Items from a figure collection
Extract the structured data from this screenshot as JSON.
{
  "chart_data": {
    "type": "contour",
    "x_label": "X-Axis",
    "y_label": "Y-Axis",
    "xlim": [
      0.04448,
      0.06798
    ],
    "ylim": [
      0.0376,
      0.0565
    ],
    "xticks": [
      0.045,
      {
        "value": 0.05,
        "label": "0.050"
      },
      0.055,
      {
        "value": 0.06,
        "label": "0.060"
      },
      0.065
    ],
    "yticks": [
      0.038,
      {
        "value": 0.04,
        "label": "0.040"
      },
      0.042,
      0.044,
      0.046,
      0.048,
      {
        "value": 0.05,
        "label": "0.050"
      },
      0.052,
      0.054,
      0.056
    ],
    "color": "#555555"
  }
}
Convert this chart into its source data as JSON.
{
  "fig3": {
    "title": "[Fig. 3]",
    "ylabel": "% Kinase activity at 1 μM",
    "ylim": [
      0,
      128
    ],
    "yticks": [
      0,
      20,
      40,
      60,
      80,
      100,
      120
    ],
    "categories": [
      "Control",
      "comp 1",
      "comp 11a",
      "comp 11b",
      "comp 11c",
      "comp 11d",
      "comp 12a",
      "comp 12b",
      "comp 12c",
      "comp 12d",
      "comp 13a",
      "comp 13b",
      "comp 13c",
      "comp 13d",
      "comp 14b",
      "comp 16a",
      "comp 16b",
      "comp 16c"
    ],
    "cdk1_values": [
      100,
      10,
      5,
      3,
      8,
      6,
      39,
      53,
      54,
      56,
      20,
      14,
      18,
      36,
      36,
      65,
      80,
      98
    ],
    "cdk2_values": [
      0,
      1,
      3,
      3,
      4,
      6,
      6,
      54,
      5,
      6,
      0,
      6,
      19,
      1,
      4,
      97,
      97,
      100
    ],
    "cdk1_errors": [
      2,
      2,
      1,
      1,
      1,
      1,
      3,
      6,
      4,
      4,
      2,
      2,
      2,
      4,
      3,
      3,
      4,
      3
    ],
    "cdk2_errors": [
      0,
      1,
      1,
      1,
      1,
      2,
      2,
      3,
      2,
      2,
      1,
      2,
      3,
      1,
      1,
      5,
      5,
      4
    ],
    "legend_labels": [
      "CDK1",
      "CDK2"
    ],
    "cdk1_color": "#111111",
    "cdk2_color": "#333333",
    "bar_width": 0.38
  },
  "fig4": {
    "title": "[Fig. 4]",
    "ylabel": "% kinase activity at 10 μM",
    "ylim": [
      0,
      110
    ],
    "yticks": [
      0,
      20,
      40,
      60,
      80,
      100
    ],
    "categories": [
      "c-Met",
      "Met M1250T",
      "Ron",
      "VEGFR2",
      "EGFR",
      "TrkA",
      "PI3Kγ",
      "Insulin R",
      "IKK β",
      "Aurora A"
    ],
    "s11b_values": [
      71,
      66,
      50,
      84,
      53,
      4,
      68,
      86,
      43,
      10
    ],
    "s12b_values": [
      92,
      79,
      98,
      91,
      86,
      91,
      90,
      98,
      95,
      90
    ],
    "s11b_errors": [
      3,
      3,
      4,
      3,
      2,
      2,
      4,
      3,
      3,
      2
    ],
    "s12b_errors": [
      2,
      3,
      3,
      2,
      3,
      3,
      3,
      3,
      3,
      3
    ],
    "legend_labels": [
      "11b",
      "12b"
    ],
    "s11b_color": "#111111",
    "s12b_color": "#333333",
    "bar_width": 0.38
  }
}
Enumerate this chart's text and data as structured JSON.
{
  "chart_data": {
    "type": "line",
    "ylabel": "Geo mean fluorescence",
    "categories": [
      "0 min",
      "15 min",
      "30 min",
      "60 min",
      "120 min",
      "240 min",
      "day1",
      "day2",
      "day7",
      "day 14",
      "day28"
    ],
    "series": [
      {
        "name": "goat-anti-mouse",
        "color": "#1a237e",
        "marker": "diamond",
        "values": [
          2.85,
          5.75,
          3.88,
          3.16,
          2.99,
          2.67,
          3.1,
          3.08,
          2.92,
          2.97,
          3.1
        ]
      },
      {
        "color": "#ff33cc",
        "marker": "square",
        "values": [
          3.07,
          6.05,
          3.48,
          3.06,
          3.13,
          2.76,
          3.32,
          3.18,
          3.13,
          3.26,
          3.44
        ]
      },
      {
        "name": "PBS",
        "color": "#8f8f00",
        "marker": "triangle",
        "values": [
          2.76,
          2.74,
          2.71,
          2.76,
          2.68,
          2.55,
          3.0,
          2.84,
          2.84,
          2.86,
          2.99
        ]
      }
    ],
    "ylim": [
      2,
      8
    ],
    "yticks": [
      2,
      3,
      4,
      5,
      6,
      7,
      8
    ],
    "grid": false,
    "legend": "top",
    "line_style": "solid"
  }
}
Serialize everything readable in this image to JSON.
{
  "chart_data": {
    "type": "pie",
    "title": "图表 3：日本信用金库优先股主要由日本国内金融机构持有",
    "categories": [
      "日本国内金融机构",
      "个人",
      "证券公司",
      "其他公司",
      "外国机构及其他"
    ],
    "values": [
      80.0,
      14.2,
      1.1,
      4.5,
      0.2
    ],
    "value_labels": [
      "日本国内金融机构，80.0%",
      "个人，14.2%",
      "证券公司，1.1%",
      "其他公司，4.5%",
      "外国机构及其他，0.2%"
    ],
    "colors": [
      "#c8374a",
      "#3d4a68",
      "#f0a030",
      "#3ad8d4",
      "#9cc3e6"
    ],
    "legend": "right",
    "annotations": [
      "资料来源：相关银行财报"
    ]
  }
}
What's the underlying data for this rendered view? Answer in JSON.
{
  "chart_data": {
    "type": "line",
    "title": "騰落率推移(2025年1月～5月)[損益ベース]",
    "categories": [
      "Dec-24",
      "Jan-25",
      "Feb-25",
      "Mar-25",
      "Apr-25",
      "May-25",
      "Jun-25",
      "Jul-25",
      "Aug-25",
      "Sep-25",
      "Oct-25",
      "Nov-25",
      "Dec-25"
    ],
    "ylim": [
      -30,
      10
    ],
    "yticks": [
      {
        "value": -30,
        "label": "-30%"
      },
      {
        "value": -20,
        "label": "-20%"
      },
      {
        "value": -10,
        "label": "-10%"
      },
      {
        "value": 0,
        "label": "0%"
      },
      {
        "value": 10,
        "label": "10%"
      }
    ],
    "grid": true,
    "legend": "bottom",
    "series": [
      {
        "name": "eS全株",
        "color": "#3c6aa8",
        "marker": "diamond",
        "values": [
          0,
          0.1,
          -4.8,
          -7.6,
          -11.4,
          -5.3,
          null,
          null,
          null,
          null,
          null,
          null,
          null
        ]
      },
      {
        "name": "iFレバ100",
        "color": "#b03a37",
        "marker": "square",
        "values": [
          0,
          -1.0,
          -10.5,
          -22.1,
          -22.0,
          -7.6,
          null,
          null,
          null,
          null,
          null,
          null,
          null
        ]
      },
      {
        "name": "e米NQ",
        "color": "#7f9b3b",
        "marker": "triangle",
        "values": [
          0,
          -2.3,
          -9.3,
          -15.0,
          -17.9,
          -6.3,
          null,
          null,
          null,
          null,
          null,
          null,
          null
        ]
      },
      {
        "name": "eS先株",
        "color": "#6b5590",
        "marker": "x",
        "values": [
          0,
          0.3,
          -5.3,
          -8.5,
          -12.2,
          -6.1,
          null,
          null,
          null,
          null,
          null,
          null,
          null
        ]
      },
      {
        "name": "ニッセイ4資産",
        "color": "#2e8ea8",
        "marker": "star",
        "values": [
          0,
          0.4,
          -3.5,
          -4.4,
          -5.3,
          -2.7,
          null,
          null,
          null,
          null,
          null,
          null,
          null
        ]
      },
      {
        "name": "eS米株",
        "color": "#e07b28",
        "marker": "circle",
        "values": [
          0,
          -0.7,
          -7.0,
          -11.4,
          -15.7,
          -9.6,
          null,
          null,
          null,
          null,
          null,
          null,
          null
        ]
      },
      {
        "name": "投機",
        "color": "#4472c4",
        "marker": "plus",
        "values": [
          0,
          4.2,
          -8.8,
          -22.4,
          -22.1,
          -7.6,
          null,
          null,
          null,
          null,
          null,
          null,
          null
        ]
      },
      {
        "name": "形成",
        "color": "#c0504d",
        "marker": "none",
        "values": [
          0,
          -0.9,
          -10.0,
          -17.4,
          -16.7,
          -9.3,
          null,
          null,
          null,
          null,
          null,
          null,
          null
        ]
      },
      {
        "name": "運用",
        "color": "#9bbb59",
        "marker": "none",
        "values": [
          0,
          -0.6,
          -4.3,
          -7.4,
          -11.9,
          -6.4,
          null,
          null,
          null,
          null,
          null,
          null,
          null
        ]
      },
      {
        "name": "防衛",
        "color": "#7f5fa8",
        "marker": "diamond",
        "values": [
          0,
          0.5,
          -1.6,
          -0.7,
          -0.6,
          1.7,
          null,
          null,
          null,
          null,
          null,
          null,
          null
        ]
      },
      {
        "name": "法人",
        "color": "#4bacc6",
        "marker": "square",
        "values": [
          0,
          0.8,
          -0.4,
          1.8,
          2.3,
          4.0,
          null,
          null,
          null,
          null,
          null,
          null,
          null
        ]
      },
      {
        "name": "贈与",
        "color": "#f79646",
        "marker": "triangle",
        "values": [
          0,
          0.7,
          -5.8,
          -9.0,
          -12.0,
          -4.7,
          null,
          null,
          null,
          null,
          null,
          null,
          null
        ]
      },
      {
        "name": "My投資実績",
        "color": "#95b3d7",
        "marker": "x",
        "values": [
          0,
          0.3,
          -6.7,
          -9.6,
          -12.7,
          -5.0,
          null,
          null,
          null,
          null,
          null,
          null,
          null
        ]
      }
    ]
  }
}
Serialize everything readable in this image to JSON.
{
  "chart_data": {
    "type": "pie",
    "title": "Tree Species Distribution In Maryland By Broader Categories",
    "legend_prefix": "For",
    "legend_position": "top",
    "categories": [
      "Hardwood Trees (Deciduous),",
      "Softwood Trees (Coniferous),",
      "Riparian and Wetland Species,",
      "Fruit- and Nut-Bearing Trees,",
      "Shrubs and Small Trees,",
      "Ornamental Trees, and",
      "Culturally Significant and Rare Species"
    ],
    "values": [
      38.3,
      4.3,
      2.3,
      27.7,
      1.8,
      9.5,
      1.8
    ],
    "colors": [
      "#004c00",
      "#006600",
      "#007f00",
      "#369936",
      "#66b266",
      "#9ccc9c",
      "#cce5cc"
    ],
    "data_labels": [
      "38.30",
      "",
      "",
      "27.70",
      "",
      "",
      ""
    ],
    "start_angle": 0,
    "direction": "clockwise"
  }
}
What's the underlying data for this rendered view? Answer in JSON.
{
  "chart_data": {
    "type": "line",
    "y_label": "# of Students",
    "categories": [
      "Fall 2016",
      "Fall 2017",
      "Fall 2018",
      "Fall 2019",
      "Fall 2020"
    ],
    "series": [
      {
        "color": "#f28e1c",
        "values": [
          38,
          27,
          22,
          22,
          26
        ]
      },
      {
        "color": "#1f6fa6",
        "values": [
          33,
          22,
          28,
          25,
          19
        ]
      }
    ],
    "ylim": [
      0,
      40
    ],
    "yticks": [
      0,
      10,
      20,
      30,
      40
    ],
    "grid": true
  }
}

To do: Take every line from the data that contains the word "title".

Result:
    "title": "[Fig. 3]",
    "title": "[Fig. 4]",
    "title": "图表 3：日本信用金库优先股主要由日本国内金融机构持有",
    "title": "騰落率推移(2025年1月～5月)[損益ベース]",
    "title": "Tree Species Distribution In Maryland By Broader Categories",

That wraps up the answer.